:: THE EXERCISE ::
Copy each line of the data below with the word "bisa".

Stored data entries
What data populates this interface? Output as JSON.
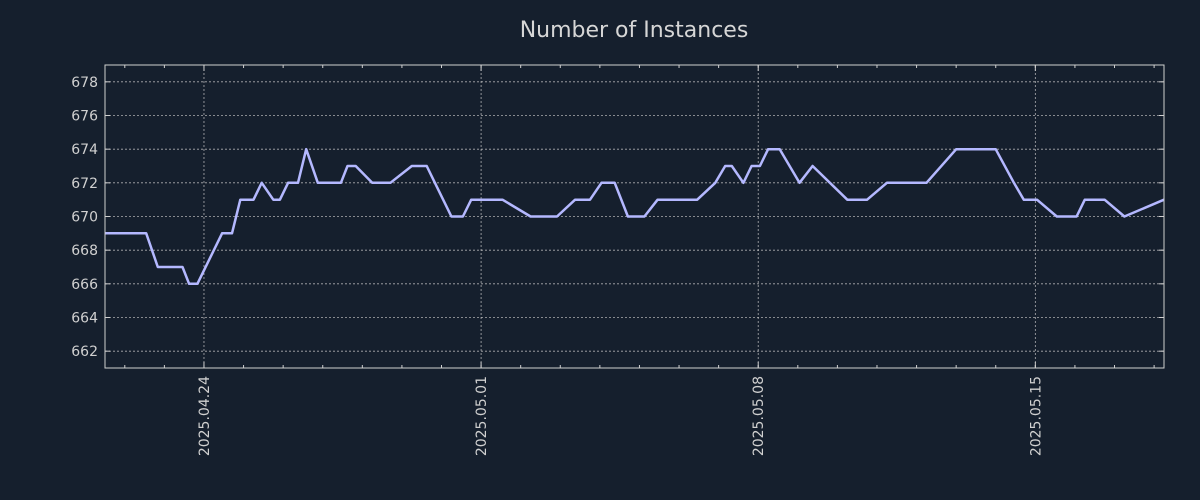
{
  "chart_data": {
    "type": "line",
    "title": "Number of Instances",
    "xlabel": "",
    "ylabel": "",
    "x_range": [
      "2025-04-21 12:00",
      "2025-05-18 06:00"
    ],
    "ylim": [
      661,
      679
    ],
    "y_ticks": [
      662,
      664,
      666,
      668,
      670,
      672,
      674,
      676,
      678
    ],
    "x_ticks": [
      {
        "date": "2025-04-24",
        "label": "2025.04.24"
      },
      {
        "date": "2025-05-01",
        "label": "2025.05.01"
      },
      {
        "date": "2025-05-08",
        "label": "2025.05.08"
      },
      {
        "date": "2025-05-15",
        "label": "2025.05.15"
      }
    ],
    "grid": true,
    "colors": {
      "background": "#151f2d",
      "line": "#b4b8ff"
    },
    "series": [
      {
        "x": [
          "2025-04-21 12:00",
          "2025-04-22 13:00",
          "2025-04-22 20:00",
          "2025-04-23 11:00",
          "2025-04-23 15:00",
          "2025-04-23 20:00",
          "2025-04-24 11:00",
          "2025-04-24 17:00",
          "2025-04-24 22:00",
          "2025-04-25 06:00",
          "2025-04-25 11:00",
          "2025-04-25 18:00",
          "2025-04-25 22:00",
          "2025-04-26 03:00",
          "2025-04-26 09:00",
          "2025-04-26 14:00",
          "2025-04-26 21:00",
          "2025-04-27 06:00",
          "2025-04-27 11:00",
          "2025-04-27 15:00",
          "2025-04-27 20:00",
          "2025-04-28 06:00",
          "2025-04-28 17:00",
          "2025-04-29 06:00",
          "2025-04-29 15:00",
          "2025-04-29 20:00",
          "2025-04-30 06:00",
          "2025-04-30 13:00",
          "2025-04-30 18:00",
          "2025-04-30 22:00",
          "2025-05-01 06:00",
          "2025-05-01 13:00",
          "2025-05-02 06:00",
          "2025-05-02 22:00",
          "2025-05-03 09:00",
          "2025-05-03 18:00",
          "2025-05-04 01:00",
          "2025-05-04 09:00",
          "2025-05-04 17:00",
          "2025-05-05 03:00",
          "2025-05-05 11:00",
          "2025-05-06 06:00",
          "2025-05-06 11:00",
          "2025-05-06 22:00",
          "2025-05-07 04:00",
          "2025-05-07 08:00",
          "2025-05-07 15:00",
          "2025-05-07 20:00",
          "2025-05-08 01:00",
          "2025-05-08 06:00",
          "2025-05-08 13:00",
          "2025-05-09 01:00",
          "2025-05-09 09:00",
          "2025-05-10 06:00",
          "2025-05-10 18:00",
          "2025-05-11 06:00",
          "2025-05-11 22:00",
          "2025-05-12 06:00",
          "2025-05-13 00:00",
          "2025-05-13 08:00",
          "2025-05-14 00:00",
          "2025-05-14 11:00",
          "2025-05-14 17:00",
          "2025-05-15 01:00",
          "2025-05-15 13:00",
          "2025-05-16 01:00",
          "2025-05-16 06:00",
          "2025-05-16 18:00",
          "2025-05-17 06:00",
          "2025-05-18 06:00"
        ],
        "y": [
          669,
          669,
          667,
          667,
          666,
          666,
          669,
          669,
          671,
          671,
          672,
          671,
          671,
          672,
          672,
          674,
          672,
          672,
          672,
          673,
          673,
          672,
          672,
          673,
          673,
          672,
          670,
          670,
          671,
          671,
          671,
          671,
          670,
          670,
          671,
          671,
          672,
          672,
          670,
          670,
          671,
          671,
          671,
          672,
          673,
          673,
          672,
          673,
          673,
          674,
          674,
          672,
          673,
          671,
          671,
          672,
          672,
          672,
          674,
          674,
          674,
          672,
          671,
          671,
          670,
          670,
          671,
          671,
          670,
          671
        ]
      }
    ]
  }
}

---

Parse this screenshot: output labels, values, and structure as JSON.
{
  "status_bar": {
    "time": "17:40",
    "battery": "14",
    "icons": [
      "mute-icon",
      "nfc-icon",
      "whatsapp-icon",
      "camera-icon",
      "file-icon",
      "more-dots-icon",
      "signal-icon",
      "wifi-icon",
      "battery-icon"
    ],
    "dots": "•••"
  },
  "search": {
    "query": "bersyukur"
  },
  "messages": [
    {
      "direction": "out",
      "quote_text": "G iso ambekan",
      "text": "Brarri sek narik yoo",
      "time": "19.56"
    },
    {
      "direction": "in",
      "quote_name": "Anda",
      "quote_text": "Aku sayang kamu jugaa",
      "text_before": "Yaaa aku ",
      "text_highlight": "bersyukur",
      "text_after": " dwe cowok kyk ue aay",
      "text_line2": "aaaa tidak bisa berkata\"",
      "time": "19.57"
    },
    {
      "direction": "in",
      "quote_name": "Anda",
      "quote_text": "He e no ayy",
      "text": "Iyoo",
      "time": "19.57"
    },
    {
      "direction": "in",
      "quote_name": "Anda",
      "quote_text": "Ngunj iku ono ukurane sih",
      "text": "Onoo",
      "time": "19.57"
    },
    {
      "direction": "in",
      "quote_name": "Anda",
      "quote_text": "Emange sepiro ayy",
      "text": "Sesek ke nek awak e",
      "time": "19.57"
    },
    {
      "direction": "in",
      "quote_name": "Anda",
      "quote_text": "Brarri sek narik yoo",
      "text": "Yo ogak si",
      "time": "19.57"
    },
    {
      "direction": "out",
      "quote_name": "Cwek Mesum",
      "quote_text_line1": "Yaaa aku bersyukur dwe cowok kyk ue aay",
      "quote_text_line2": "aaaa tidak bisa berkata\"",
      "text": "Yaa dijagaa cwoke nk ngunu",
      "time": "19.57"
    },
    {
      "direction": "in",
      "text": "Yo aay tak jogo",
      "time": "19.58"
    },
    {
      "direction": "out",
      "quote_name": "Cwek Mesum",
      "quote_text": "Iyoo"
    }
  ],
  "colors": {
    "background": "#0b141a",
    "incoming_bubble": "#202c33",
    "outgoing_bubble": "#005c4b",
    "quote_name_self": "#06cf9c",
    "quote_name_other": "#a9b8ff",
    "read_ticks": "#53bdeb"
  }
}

* * *

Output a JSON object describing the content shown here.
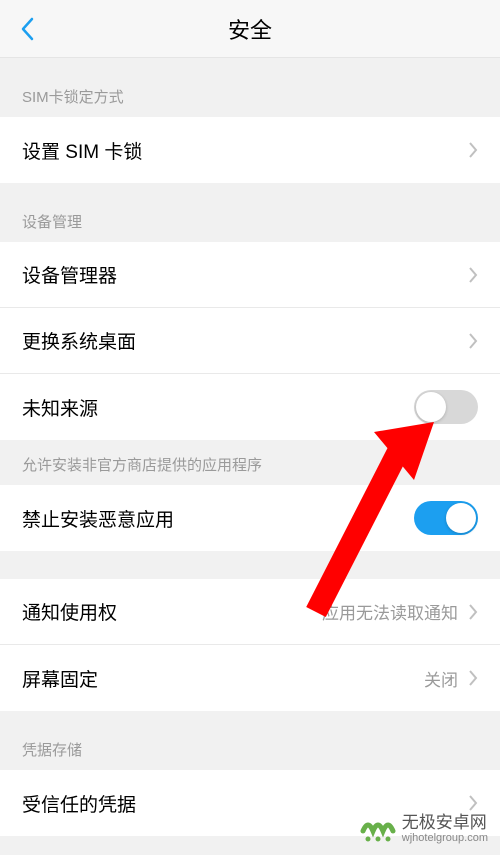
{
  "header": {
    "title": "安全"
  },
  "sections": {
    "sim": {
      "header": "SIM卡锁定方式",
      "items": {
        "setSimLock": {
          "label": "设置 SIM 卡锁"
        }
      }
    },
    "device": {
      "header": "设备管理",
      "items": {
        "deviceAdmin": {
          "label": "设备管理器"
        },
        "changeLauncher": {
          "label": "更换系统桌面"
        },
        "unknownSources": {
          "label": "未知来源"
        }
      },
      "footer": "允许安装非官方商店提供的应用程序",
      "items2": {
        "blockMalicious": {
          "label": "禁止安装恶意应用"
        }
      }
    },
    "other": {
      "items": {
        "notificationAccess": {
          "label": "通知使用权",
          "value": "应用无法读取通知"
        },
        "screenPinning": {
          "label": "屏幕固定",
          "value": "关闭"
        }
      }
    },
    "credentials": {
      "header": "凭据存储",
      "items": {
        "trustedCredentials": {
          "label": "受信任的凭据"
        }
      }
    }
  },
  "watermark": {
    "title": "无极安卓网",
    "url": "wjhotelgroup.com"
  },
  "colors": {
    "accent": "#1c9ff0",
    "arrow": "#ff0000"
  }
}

:: RESPONSE TO THE EXERCISE ::
      "text_line2": "aaaa tidak bisa berkata\"",
      "quote_text_line2": "aaaa tidak bisa berkata\"",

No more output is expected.